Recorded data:
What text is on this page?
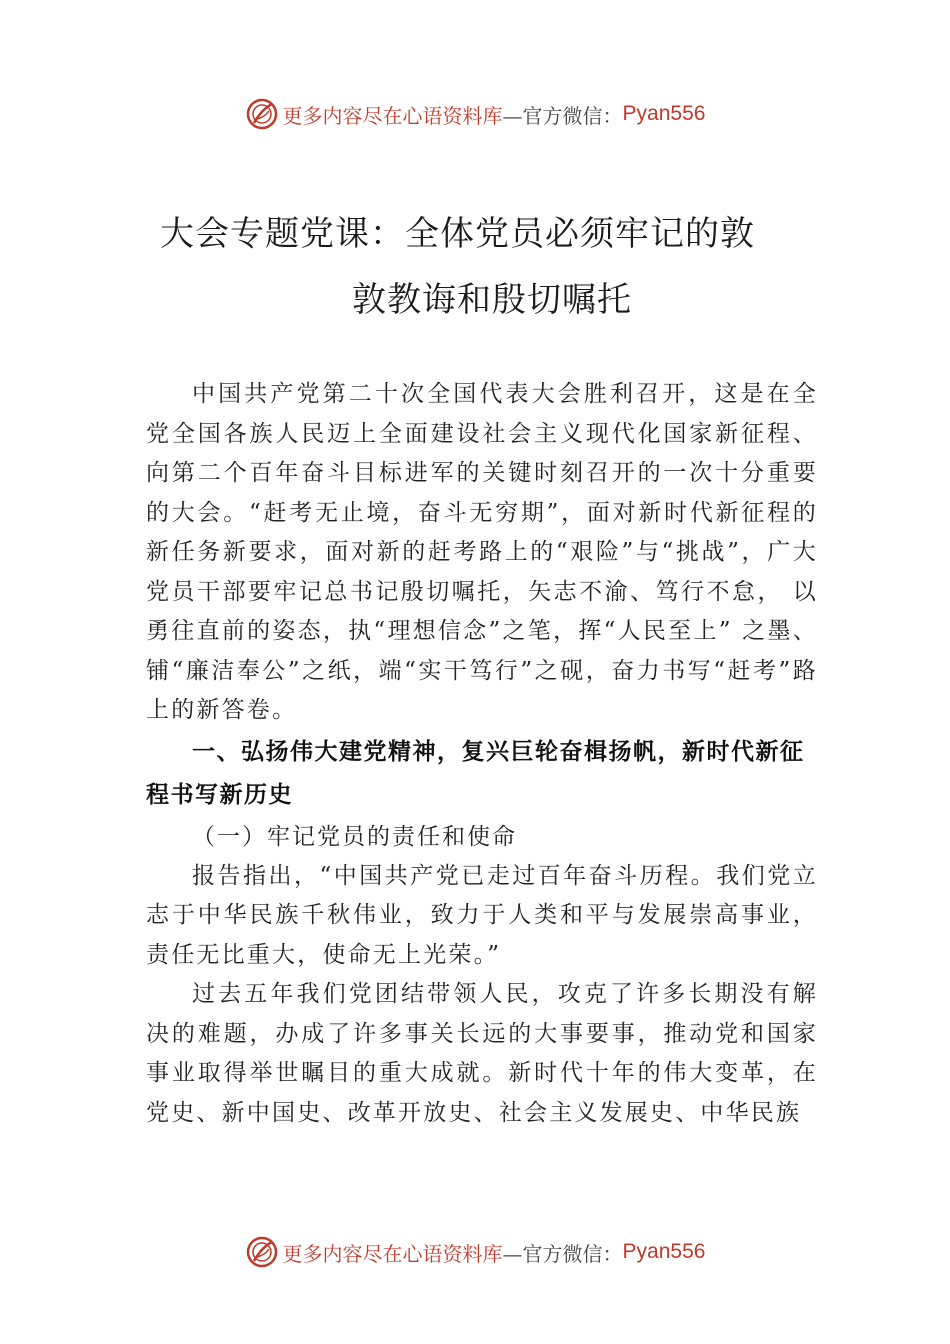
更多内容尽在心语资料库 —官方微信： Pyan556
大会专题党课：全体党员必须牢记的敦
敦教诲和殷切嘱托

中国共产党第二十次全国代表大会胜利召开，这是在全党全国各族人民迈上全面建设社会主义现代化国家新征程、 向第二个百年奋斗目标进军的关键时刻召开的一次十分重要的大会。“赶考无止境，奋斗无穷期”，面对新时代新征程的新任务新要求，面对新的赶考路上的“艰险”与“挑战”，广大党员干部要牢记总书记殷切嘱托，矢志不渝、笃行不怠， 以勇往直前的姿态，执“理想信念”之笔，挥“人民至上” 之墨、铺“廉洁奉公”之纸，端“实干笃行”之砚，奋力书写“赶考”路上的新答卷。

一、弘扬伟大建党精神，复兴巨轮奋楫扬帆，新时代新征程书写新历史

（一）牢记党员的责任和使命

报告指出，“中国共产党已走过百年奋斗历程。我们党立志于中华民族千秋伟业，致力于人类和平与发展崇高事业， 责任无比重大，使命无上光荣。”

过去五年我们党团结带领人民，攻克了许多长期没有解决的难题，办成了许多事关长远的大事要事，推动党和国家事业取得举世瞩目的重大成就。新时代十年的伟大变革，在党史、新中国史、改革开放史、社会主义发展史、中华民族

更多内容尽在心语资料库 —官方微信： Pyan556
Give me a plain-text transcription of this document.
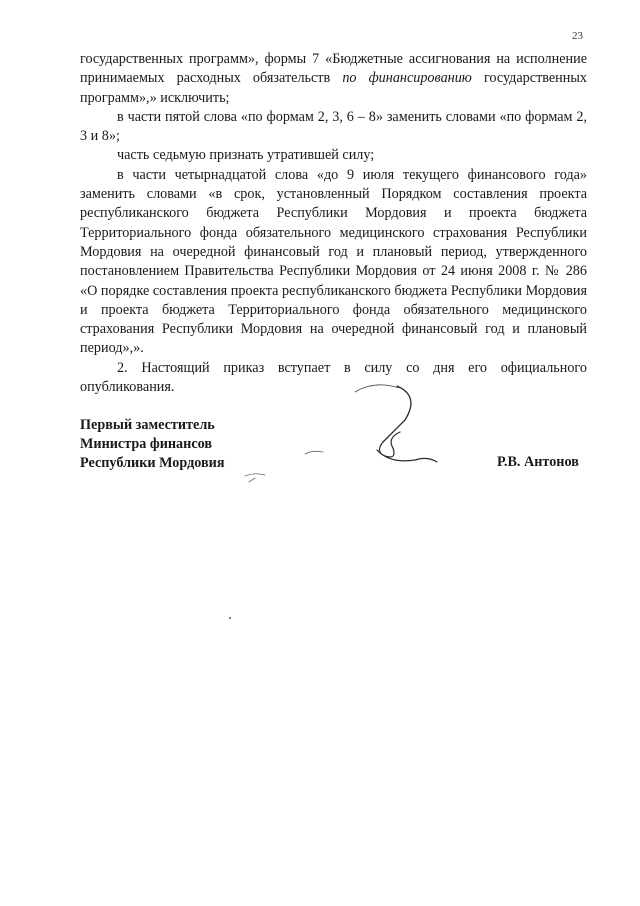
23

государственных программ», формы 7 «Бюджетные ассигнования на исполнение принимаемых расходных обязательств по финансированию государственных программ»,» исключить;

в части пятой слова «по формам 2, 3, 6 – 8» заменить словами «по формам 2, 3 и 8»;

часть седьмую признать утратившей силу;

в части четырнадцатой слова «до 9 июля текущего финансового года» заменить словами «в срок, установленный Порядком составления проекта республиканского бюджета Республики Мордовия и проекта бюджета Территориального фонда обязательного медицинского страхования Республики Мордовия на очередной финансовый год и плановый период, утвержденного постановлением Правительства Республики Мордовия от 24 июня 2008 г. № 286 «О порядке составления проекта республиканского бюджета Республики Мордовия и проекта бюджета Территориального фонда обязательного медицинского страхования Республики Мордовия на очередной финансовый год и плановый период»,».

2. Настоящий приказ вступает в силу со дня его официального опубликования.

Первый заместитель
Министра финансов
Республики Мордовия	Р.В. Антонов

--

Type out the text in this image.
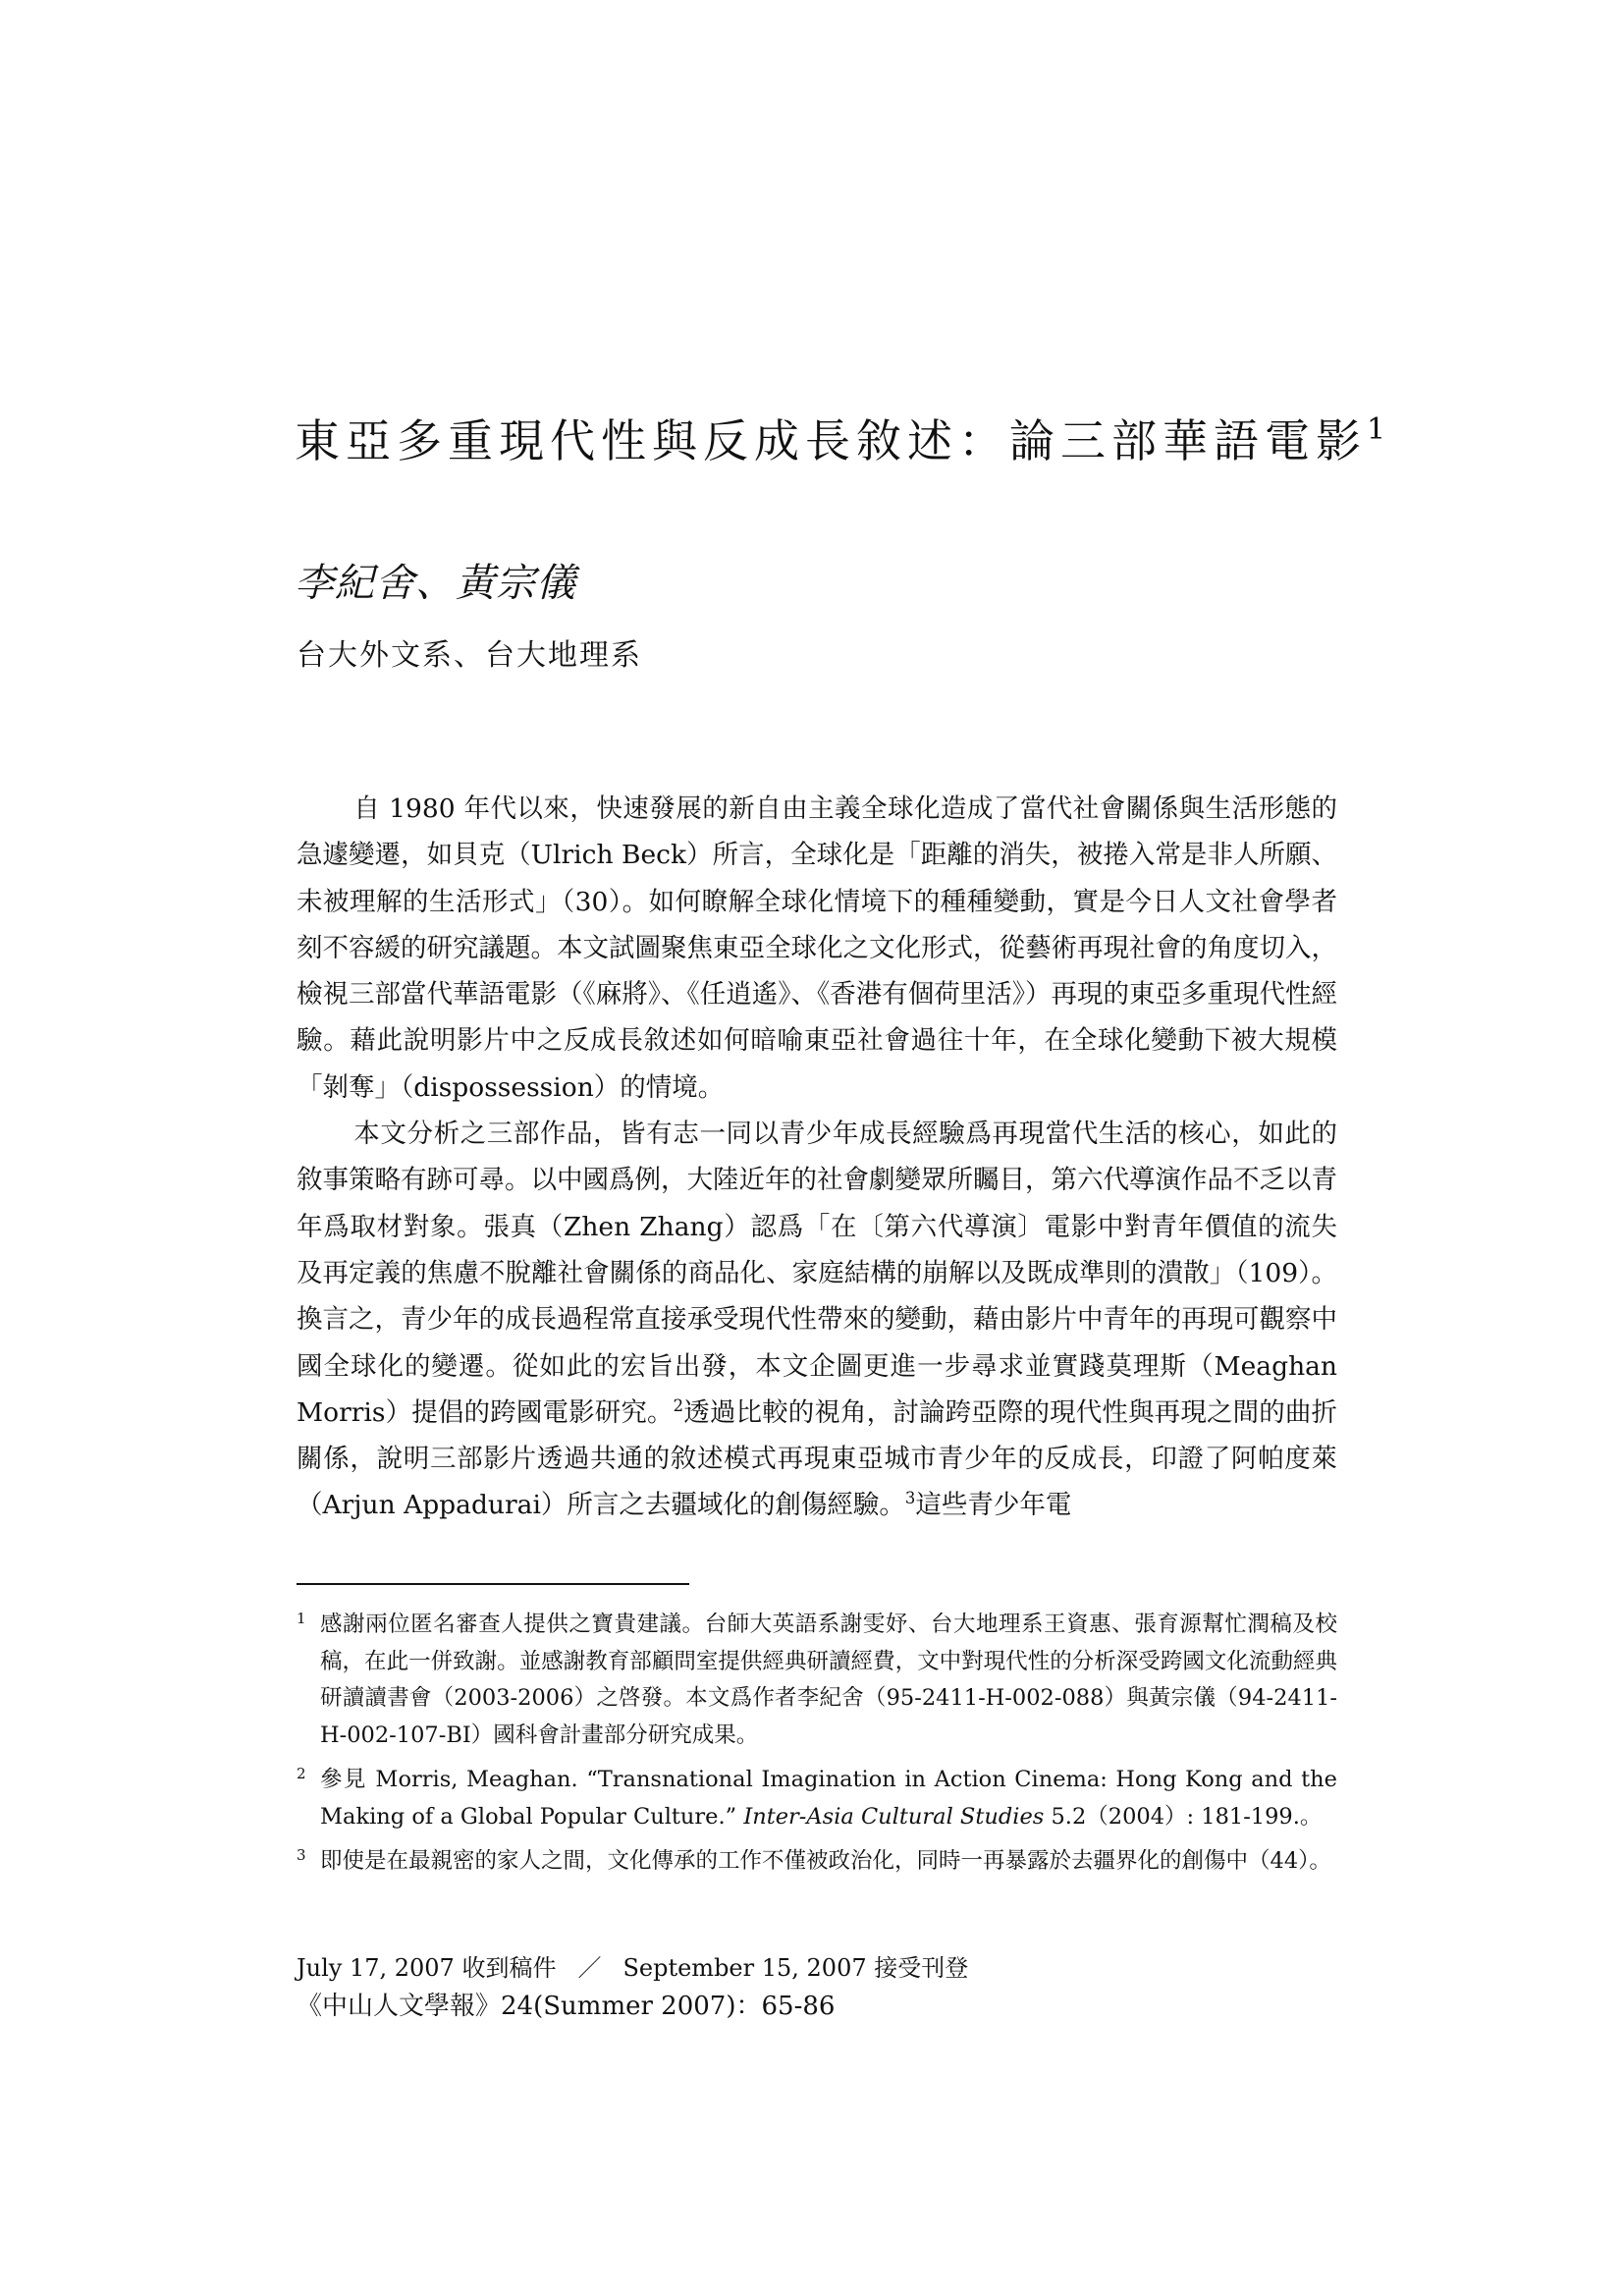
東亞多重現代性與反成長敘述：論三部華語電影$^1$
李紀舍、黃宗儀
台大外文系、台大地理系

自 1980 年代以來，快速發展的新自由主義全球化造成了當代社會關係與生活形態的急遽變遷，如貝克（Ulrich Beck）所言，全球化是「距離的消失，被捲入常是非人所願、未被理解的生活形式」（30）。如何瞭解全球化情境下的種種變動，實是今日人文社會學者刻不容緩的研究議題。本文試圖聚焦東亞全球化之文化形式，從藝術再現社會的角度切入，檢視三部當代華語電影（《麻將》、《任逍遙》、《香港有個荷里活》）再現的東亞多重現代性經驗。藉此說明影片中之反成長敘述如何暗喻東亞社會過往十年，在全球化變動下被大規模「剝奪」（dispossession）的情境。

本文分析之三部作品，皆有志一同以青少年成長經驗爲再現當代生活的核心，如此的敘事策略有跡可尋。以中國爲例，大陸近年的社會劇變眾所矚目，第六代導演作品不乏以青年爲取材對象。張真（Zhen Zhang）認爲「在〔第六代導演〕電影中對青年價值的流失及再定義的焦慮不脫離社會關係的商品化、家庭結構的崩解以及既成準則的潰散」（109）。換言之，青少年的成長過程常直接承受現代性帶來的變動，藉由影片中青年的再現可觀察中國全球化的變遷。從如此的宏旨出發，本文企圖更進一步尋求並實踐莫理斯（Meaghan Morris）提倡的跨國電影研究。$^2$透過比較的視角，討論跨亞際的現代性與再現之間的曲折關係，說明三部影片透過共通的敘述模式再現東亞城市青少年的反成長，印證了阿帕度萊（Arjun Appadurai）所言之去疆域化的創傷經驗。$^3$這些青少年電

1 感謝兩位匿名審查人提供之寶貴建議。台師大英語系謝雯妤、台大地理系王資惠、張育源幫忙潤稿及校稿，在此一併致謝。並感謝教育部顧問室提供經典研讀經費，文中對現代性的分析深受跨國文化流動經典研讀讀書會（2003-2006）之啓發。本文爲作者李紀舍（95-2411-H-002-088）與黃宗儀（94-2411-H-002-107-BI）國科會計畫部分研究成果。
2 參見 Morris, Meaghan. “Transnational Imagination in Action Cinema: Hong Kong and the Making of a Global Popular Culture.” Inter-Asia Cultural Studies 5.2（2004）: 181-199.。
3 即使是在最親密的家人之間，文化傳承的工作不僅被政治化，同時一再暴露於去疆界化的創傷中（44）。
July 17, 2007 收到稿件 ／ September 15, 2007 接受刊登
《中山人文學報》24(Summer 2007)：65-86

Instructions to follow: In the records above, find each line with the word "силу" and copy it.

Solved problem:
часть седьмую признать утратившей силу;
2. Настоящий приказ вступает в силу со дня его официального опубликования.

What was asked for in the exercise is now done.